• WRITTEN TASK
Repeat each line exactly as it is written.
##### DATA EXCERPTS #####
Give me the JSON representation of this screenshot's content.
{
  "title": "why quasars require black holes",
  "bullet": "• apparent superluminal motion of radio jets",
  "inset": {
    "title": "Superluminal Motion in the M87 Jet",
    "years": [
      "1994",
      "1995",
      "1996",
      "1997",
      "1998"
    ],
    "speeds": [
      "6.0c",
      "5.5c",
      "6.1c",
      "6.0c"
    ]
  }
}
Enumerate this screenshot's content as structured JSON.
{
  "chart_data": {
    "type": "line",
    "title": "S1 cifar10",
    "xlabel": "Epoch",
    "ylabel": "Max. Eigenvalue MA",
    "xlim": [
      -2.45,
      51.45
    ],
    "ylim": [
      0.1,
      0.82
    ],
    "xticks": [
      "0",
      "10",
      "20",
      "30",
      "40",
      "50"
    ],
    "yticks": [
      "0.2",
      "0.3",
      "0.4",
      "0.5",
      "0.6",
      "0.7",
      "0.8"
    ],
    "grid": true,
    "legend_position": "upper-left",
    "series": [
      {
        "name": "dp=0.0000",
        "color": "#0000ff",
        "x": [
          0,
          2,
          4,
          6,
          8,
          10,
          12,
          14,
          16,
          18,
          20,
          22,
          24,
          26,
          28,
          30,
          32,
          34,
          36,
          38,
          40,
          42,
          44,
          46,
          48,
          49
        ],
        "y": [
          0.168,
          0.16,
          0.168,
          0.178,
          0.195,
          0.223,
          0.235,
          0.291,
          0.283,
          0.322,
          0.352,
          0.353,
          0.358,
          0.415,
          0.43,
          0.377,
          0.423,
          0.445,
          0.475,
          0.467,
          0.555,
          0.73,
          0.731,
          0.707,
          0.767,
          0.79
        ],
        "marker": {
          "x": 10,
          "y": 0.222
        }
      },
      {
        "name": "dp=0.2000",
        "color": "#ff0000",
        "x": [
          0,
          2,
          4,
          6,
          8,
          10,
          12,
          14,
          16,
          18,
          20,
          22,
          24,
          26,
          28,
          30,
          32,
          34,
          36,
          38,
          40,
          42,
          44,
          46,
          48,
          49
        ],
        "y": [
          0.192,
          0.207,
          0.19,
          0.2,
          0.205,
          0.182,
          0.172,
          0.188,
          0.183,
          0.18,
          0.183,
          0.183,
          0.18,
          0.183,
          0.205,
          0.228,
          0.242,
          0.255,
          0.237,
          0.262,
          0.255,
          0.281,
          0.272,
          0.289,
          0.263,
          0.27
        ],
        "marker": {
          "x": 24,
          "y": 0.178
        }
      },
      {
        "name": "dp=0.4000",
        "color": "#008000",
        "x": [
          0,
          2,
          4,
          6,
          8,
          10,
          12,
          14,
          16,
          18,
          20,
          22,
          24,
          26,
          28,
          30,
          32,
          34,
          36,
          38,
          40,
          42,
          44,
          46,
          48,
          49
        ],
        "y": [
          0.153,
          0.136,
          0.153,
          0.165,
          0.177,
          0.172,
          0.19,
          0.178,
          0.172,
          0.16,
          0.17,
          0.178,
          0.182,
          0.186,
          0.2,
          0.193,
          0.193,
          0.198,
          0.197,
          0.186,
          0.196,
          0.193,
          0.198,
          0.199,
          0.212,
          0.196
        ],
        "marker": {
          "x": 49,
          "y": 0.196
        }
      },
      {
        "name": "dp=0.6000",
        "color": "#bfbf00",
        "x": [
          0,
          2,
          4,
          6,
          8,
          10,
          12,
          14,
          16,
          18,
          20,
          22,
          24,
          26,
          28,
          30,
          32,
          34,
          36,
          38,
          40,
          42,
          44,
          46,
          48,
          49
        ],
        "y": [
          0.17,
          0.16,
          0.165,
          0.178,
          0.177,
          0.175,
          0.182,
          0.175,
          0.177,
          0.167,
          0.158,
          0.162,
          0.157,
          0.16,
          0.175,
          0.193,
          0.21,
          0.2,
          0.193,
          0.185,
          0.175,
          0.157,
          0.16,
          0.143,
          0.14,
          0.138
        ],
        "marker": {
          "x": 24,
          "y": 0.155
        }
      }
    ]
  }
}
#####
• ANSWER FOR THIS EXERCISE
Give me the JSON representation of this screenshot's content.
{
  "title": "why quasars require black holes",
  "bullet": "• apparent superluminal motion of radio jets",
  "inset": {
    "title": "Superluminal Motion in the M87 Jet",
    "years": [
      "1994",
      "1995",
      "1996",
      "1997",
      "1998"
    ],
    "speeds": [
      "6.0c",
      "5.5c",
      "6.1c",
      "6.0c"
    ]
  }
}
Enumerate this screenshot's content as structured JSON.
{
  "chart_data": {
    "type": "line",
    "title": "S1 cifar10",
    "xlabel": "Epoch",
    "ylabel": "Max. Eigenvalue MA",
    "xlim": [
      -2.45,
      51.45
    ],
    "ylim": [
      0.1,
      0.82
    ],
    "xticks": [
      "0",
      "10",
      "20",
      "30",
      "40",
      "50"
    ],
    "yticks": [
      "0.2",
      "0.3",
      "0.4",
      "0.5",
      "0.6",
      "0.7",
      "0.8"
    ],
    "grid": true,
    "legend_position": "upper-left",
    "series": [
      {
        "name": "dp=0.0000",
        "color": "#0000ff",
        "x": [
          0,
          2,
          4,
          6,
          8,
          10,
          12,
          14,
          16,
          18,
          20,
          22,
          24,
          26,
          28,
          30,
          32,
          34,
          36,
          38,
          40,
          42,
          44,
          46,
          48,
          49
        ],
        "y": [
          0.168,
          0.16,
          0.168,
          0.178,
          0.195,
          0.223,
          0.235,
          0.291,
          0.283,
          0.322,
          0.352,
          0.353,
          0.358,
          0.415,
          0.43,
          0.377,
          0.423,
          0.445,
          0.475,
          0.467,
          0.555,
          0.73,
          0.731,
          0.707,
          0.767,
          0.79
        ],
        "marker": {
          "x": 10,
          "y": 0.222
        }
      },
      {
        "name": "dp=0.2000",
        "color": "#ff0000",
        "x": [
          0,
          2,
          4,
          6,
          8,
          10,
          12,
          14,
          16,
          18,
          20,
          22,
          24,
          26,
          28,
          30,
          32,
          34,
          36,
          38,
          40,
          42,
          44,
          46,
          48,
          49
        ],
        "y": [
          0.192,
          0.207,
          0.19,
          0.2,
          0.205,
          0.182,
          0.172,
          0.188,
          0.183,
          0.18,
          0.183,
          0.183,
          0.18,
          0.183,
          0.205,
          0.228,
          0.242,
          0.255,
          0.237,
          0.262,
          0.255,
          0.281,
          0.272,
          0.289,
          0.263,
          0.27
        ],
        "marker": {
          "x": 24,
          "y": 0.178
        }
      },
      {
        "name": "dp=0.4000",
        "color": "#008000",
        "x": [
          0,
          2,
          4,
          6,
          8,
          10,
          12,
          14,
          16,
          18,
          20,
          22,
          24,
          26,
          28,
          30,
          32,
          34,
          36,
          38,
          40,
          42,
          44,
          46,
          48,
          49
        ],
        "y": [
          0.153,
          0.136,
          0.153,
          0.165,
          0.177,
          0.172,
          0.19,
          0.178,
          0.172,
          0.16,
          0.17,
          0.178,
          0.182,
          0.186,
          0.2,
          0.193,
          0.193,
          0.198,
          0.197,
          0.186,
          0.196,
          0.193,
          0.198,
          0.199,
          0.212,
          0.196
        ],
        "marker": {
          "x": 49,
          "y": 0.196
        }
      },
      {
        "name": "dp=0.6000",
        "color": "#bfbf00",
        "x": [
          0,
          2,
          4,
          6,
          8,
          10,
          12,
          14,
          16,
          18,
          20,
          22,
          24,
          26,
          28,
          30,
          32,
          34,
          36,
          38,
          40,
          42,
          44,
          46,
          48,
          49
        ],
        "y": [
          0.17,
          0.16,
          0.165,
          0.178,
          0.177,
          0.175,
          0.182,
          0.175,
          0.177,
          0.167,
          0.158,
          0.162,
          0.157,
          0.16,
          0.175,
          0.193,
          0.21,
          0.2,
          0.193,
          0.185,
          0.175,
          0.157,
          0.16,
          0.143,
          0.14,
          0.138
        ],
        "marker": {
          "x": 24,
          "y": 0.155
        }
      }
    ]
  }
}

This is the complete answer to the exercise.